[Data extracted from a collection]
• • • • • • •

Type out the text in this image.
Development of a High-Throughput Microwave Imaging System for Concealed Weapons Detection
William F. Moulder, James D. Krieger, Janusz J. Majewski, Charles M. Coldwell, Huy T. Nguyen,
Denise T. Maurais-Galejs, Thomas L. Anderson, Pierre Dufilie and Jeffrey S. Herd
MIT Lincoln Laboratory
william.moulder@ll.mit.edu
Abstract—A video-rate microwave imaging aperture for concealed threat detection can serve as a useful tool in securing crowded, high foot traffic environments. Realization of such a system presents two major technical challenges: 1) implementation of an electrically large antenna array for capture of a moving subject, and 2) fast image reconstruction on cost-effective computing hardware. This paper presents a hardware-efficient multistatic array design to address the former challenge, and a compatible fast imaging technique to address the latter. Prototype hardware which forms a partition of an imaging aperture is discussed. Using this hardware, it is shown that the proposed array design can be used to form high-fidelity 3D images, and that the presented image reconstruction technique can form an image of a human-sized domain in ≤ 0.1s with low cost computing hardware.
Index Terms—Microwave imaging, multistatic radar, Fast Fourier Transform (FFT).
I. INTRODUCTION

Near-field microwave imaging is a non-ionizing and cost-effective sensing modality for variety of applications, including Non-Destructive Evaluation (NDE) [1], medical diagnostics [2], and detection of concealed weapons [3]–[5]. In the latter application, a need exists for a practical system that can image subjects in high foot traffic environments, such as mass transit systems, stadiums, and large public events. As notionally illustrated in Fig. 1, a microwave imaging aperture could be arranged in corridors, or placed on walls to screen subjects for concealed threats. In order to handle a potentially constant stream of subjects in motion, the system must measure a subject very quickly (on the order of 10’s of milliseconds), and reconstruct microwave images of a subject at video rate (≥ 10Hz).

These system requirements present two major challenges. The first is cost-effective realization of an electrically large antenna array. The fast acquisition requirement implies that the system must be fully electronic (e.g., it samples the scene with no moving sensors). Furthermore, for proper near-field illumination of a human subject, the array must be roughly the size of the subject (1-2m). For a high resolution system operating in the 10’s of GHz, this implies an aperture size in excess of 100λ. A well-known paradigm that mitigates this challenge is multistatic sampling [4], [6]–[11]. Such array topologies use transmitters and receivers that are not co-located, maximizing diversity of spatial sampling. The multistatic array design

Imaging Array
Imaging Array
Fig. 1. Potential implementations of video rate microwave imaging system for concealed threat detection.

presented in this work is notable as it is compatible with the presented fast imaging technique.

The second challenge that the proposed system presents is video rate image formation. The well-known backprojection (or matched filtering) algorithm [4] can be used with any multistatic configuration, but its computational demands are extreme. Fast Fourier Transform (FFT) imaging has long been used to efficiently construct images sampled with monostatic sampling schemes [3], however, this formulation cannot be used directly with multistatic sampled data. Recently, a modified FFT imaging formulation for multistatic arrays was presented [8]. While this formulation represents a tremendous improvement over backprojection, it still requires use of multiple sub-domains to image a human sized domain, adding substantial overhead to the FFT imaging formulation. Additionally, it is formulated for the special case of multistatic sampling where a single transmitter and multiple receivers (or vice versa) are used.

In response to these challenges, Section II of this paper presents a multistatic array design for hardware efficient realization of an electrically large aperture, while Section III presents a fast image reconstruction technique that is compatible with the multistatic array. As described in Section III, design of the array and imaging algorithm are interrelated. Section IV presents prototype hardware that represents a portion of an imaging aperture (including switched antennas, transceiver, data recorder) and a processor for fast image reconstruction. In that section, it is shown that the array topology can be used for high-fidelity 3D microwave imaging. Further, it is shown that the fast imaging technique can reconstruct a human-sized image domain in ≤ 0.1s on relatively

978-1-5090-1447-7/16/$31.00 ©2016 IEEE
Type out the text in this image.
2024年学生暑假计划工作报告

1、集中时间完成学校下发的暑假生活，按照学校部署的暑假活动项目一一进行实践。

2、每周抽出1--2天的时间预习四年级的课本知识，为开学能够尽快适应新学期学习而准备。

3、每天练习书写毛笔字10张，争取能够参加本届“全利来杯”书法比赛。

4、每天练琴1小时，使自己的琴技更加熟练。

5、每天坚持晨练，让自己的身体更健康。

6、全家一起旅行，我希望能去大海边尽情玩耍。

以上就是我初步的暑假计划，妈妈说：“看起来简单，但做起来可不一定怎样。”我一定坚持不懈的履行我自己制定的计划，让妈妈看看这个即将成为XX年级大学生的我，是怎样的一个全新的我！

• • • • • • •

*To be done*. Every entry in the listing must be retyped exactly.

*Correct result*.
Type out the text in this image.
Development of a High-Throughput Microwave Imaging System for Concealed Weapons Detection
William F. Moulder, James D. Krieger, Janusz J. Majewski, Charles M. Coldwell, Huy T. Nguyen,
Denise T. Maurais-Galejs, Thomas L. Anderson, Pierre Dufilie and Jeffrey S. Herd
MIT Lincoln Laboratory
william.moulder@ll.mit.edu
Abstract—A video-rate microwave imaging aperture for concealed threat detection can serve as a useful tool in securing crowded, high foot traffic environments. Realization of such a system presents two major technical challenges: 1) implementation of an electrically large antenna array for capture of a moving subject, and 2) fast image reconstruction on cost-effective computing hardware. This paper presents a hardware-efficient multistatic array design to address the former challenge, and a compatible fast imaging technique to address the latter. Prototype hardware which forms a partition of an imaging aperture is discussed. Using this hardware, it is shown that the proposed array design can be used to form high-fidelity 3D images, and that the presented image reconstruction technique can form an image of a human-sized domain in ≤ 0.1s with low cost computing hardware.
Index Terms—Microwave imaging, multistatic radar, Fast Fourier Transform (FFT).
I. INTRODUCTION

Near-field microwave imaging is a non-ionizing and cost-effective sensing modality for variety of applications, including Non-Destructive Evaluation (NDE) [1], medical diagnostics [2], and detection of concealed weapons [3]–[5]. In the latter application, a need exists for a practical system that can image subjects in high foot traffic environments, such as mass transit systems, stadiums, and large public events. As notionally illustrated in Fig. 1, a microwave imaging aperture could be arranged in corridors, or placed on walls to screen subjects for concealed threats. In order to handle a potentially constant stream of subjects in motion, the system must measure a subject very quickly (on the order of 10’s of milliseconds), and reconstruct microwave images of a subject at video rate (≥ 10Hz).

These system requirements present two major challenges. The first is cost-effective realization of an electrically large antenna array. The fast acquisition requirement implies that the system must be fully electronic (e.g., it samples the scene with no moving sensors). Furthermore, for proper near-field illumination of a human subject, the array must be roughly the size of the subject (1-2m). For a high resolution system operating in the 10’s of GHz, this implies an aperture size in excess of 100λ. A well-known paradigm that mitigates this challenge is multistatic sampling [4], [6]–[11]. Such array topologies use transmitters and receivers that are not co-located, maximizing diversity of spatial sampling. The multistatic array design

Imaging Array
Imaging Array
Fig. 1. Potential implementations of video rate microwave imaging system for concealed threat detection.

presented in this work is notable as it is compatible with the presented fast imaging technique.

The second challenge that the proposed system presents is video rate image formation. The well-known backprojection (or matched filtering) algorithm [4] can be used with any multistatic configuration, but its computational demands are extreme. Fast Fourier Transform (FFT) imaging has long been used to efficiently construct images sampled with monostatic sampling schemes [3], however, this formulation cannot be used directly with multistatic sampled data. Recently, a modified FFT imaging formulation for multistatic arrays was presented [8]. While this formulation represents a tremendous improvement over backprojection, it still requires use of multiple sub-domains to image a human sized domain, adding substantial overhead to the FFT imaging formulation. Additionally, it is formulated for the special case of multistatic sampling where a single transmitter and multiple receivers (or vice versa) are used.

In response to these challenges, Section II of this paper presents a multistatic array design for hardware efficient realization of an electrically large aperture, while Section III presents a fast image reconstruction technique that is compatible with the multistatic array. As described in Section III, design of the array and imaging algorithm are interrelated. Section IV presents prototype hardware that represents a portion of an imaging aperture (including switched antennas, transceiver, data recorder) and a processor for fast image reconstruction. In that section, it is shown that the array topology can be used for high-fidelity 3D microwave imaging. Further, it is shown that the fast imaging technique can reconstruct a human-sized image domain in ≤ 0.1s on relatively

978-1-5090-1447-7/16/$31.00 ©2016 IEEE
Type out the text in this image.
2024年学生暑假计划工作报告

1、集中时间完成学校下发的暑假生活，按照学校部署的暑假活动项目一一进行实践。

2、每周抽出1--2天的时间预习四年级的课本知识，为开学能够尽快适应新学期学习而准备。

3、每天练习书写毛笔字10张，争取能够参加本届“全利来杯”书法比赛。

4、每天练琴1小时，使自己的琴技更加熟练。

5、每天坚持晨练，让自己的身体更健康。

6、全家一起旅行，我希望能去大海边尽情玩耍。

以上就是我初步的暑假计划，妈妈说：“看起来简单，但做起来可不一定怎样。”我一定坚持不懈的履行我自己制定的计划，让妈妈看看这个即将成为XX年级大学生的我，是怎样的一个全新的我！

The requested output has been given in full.